## WORK TO BE COMPLETED
Identify all lines of the data containing the string "мулистих" and copy them.

-*-

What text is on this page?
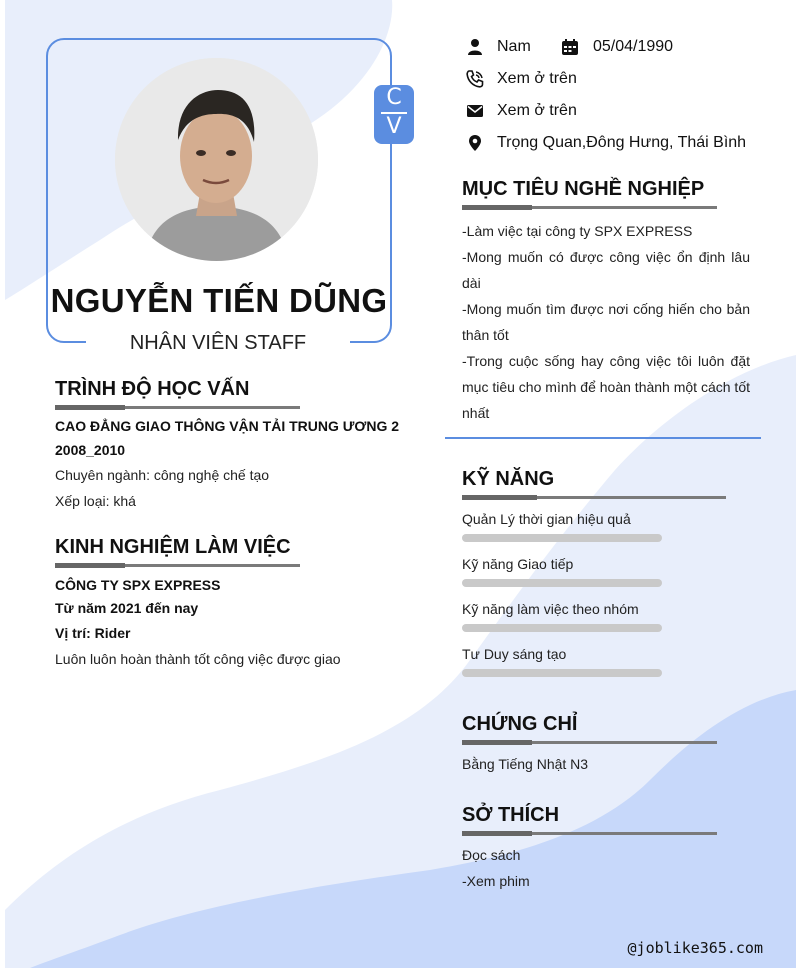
C
V
NGUYỄN TIẾN DŨNG
NHÂN VIÊN STAFF
Nam	05/04/1990
Xem ở trên
Xem ở trên
Trọng Quan,Đông Hưng, Thái Bình
TRÌNH ĐỘ HỌC VẤN
CAO ĐẲNG GIAO THÔNG VẬN TẢI TRUNG ƯƠNG 2
2008_2010
Chuyên ngành: công nghệ chế tạo
Xếp loại: khá
KINH NGHIỆM LÀM VIỆC
CÔNG TY SPX EXPRESS
Từ năm 2021 đến nay
Vị trí: Rider
Luôn luôn hoàn thành tốt công việc được giao
MỤC TIÊU NGHỀ NGHIỆP
-Làm việc tại công ty SPX EXPRESS
-Mong muốn có được công việc ổn định lâu dài
-Mong muốn tìm được nơi cống hiến cho bản thân tốt
-Trong cuộc sống hay công việc tôi luôn đặt mục tiêu cho mình để hoàn thành một cách tốt nhất
KỸ NĂNG
Quản Lý thời gian hiệu quả
Kỹ năng Giao tiếp
Kỹ năng làm việc theo nhóm
Tư Duy sáng tạo
CHỨNG CHỈ
Bằng Tiếng Nhật N3
SỞ THÍCH
Đọc sách
-Xem phim
@joblike365.com
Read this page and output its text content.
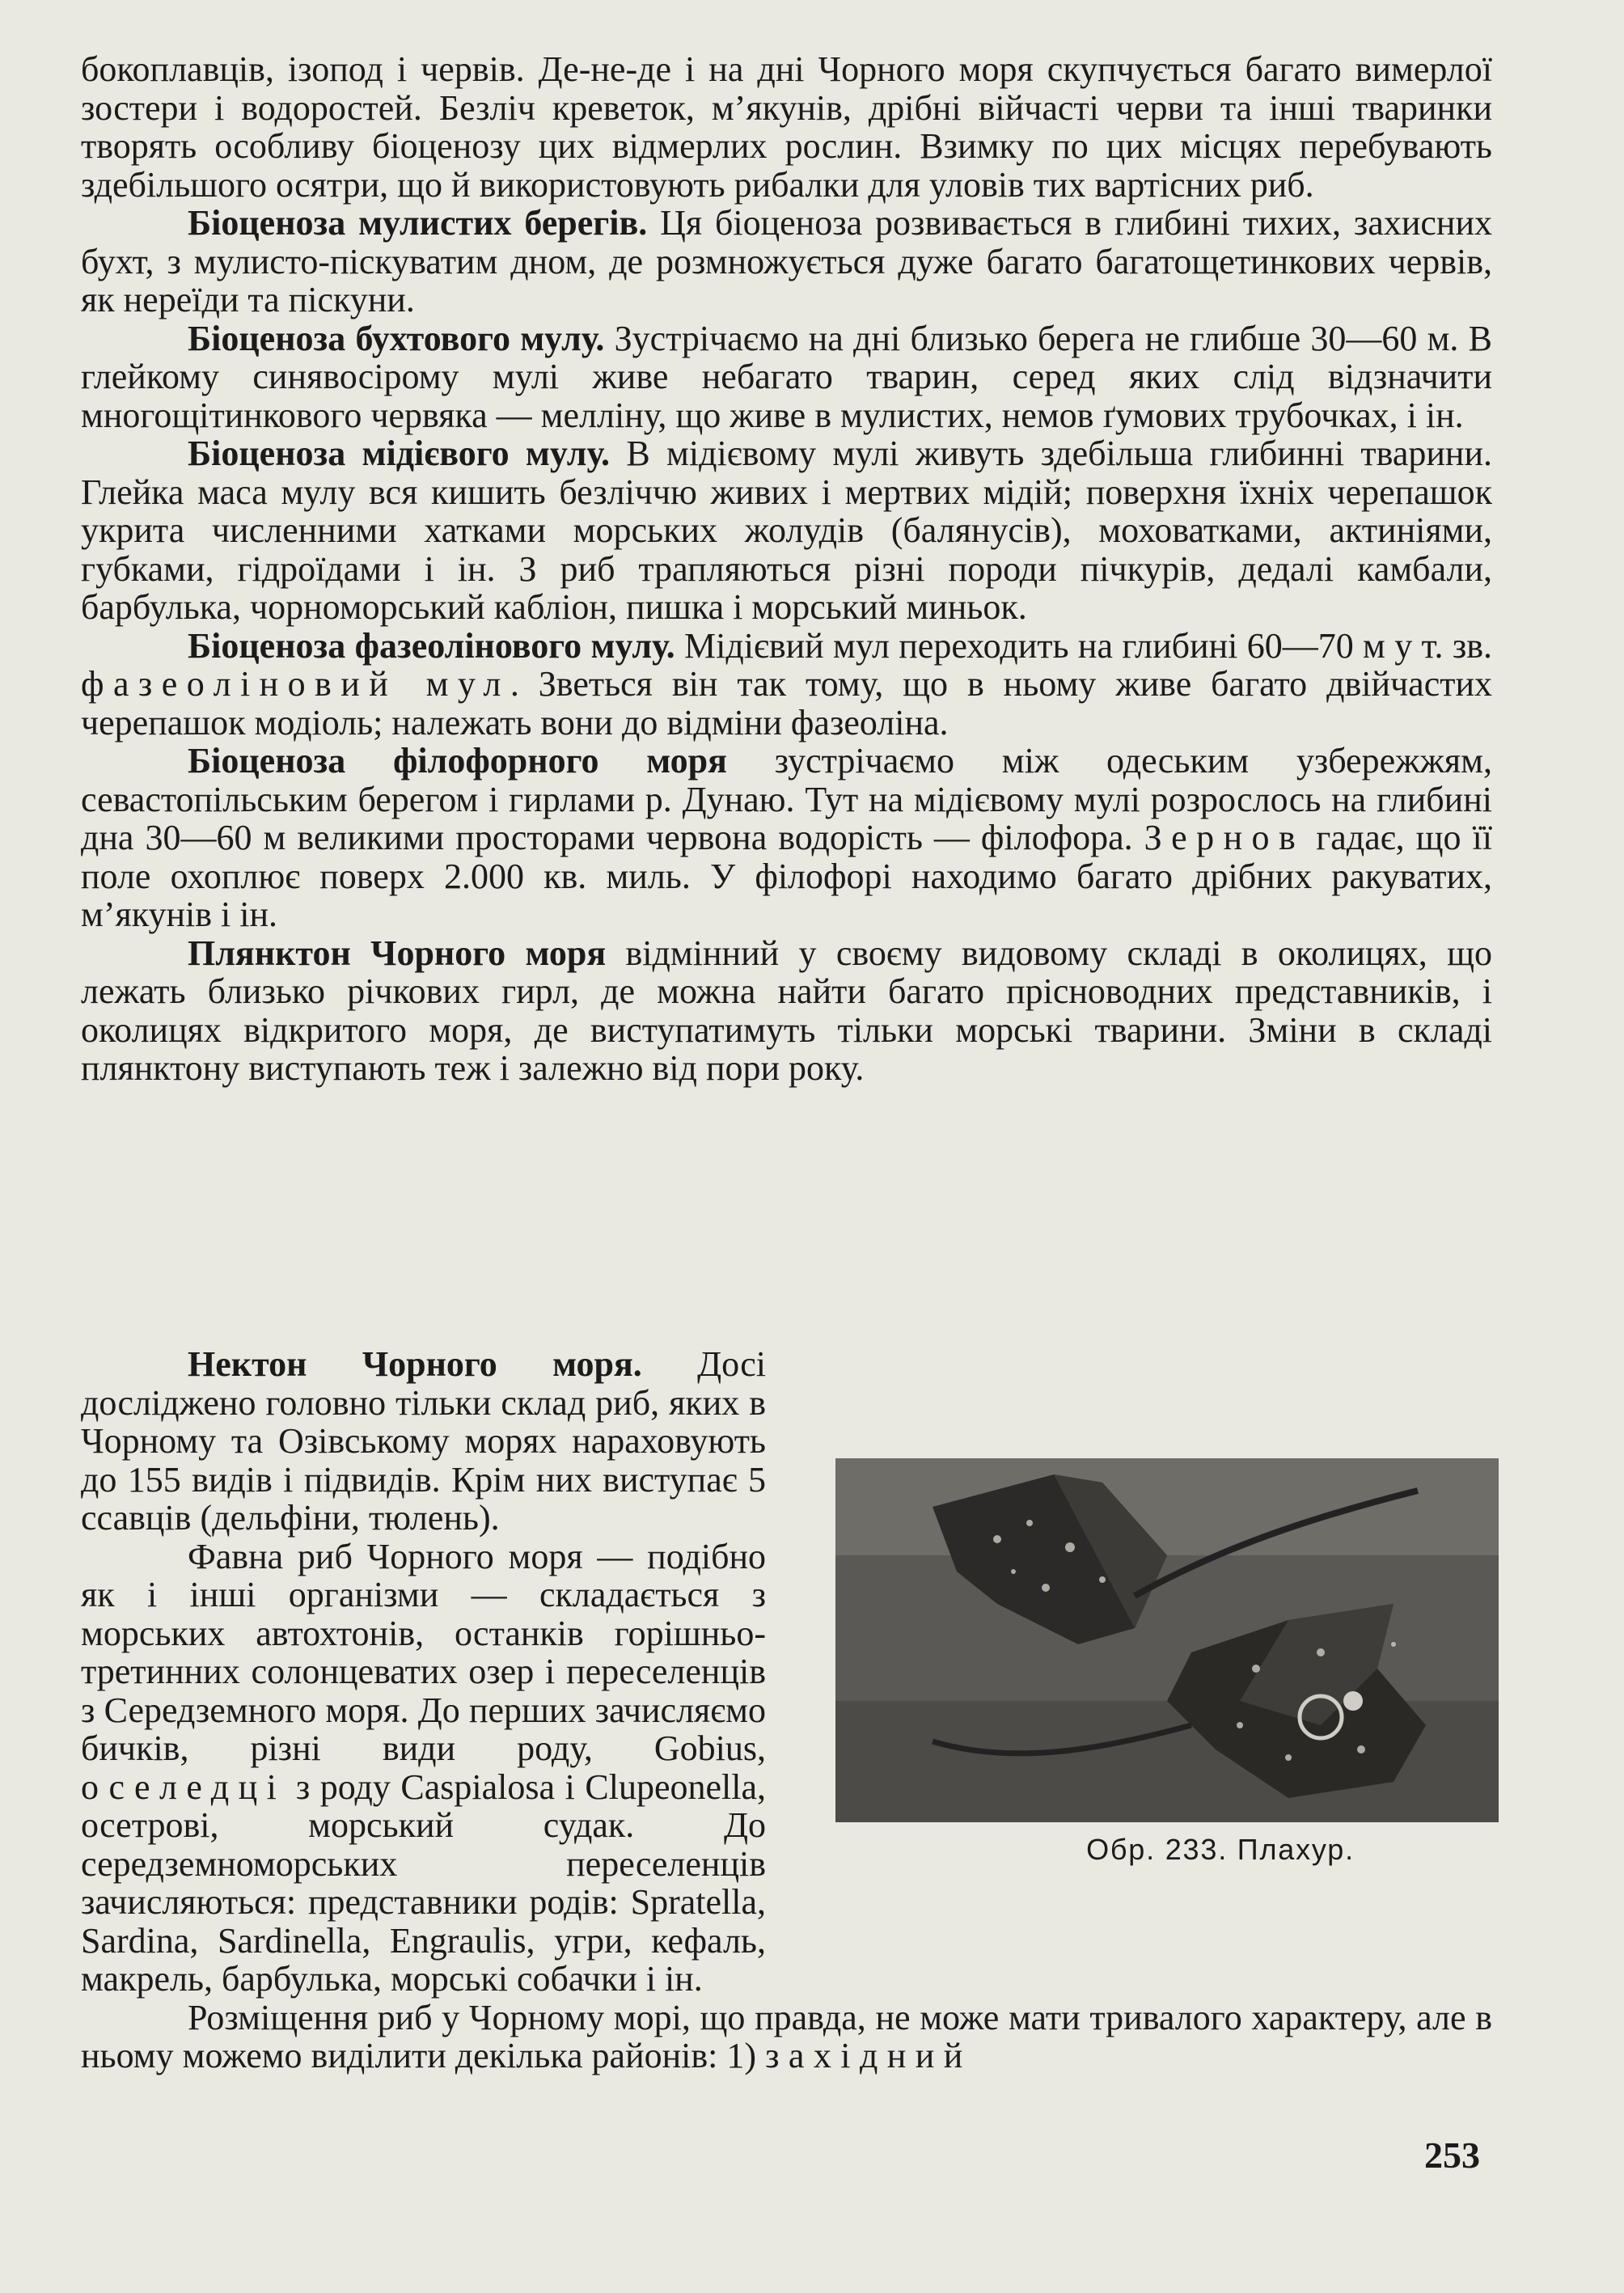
бокоплавців, ізопод і червів. Де-не-де і на дні Чорного моря скупчується багато вимерлої зостери і водоростей. Безліч креветок, м’якунів, дрібні війчасті черви та інші тваринки творять особливу біоценозу цих відмерлих рослин. Взимку по цих місцях перебувають здебільшого осятри, що й використовують рибалки для уловів тих вартісних риб.

Біоценоза мулистих берегів. Ця біоценоза розвивається в глибині тихих, захисних бухт, з мулисто-піскуватим дном, де розмножується дуже багато багатощетинкових червів, як нереїди та піскуни.

Біоценоза бухтового мулу. Зустрічаємо на дні близько берега не глибше 30—60 м. В глейкому синявосірому мулі живе небагато тварин, серед яких слід відзначити многощітинкового червяка — мелліну, що живе в мулистих, немов ґумових трубочках, і ін.

Біоценоза мідієвого мулу. В мідієвому мулі живуть здебільша глибинні тварини. Глейка маса мулу вся кишить безліччю живих і мертвих мідій; поверхня їхніх черепашок укрита численними хатками морських жолудів (балянусів), моховатками, актиніями, губками, гідроїдами і ін. З риб трапляються різні породи пічкурів, дедалі камбали, барбулька, чорноморський кабліон, пишка і морський миньок.

Біоценоза фазеолінового мулу. Мідієвий мул переходить на глибині 60—70 м у т. зв. фазеоліновий мул. Зветься він так тому, що в ньому живе багато двійчастих черепашок модіоль; належать вони до відміни фазеоліна.

Біоценоза філофорного моря зустрічаємо між одеським узбережжям, севастопільським берегом і гирлами р. Дунаю. Тут на мідієвому мулі розрослось на глибині дна 30—60 м великими просторами червона водорість — філофора. Зернов гадає, що її поле охоплює поверх 2.000 кв. миль. У філофорі находимо багато дрібних ракуватих, м’якунів і ін.

Плянктон Чорного моря відмінний у своєму видовому складі в околицях, що лежать близько річкових гирл, де можна найти багато прісноводних представників, і околицях відкритого моря, де виступатимуть тільки морські тварини. Зміни в складі плянктону виступають теж і залежно від пори року.

Обр. 233. Плахур.
Нектон Чорного моря. Досі досліджено головно тільки склад риб, яких в Чорному та Озівському морях нараховують до 155 видів і підвидів. Крім них виступає 5 ссавців (дельфіни, тюлень).

Фавна риб Чорного моря — подібно як і інші організми — складається з морських автохтонів, останків горішньо-третинних солонцеватих озер і переселенців з Середземного моря. До перших зачисляємо бичків, різні види роду, Gobius, оселедці з роду Caspialosa і Clupeonella, осетрові, морський судак. До середземноморських переселенців зачисляються: представники родів: Spratella, Sardina, Sardinella, Engraulis, угри, кефаль, макрель, барбулька, морські собачки і ін.

Розміщення риб у Чорному морі, що правда, не може мати тривалого характеру, але в ньому можемо виділити декілька районів: 1) західний

253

-*-

## SOLUTION TO THIS EXERCISE
Біоценоза мулистих берегів. Ця біоценоза розвивається в глибині тихих, захисних бухт, з мулисто-піскуватим дном, де розмножується дуже багато багатощетинкових червів, як нереїди та піскуни.
Біоценоза бухтового мулу. Зустрічаємо на дні близько берега не глибше 30—60 м. В глейкому синявосірому мулі живе небагато тварин, серед яких слід відзначити многощітинкового червяка — мелліну, що живе в мулистих, немов ґумових трубочках, і ін.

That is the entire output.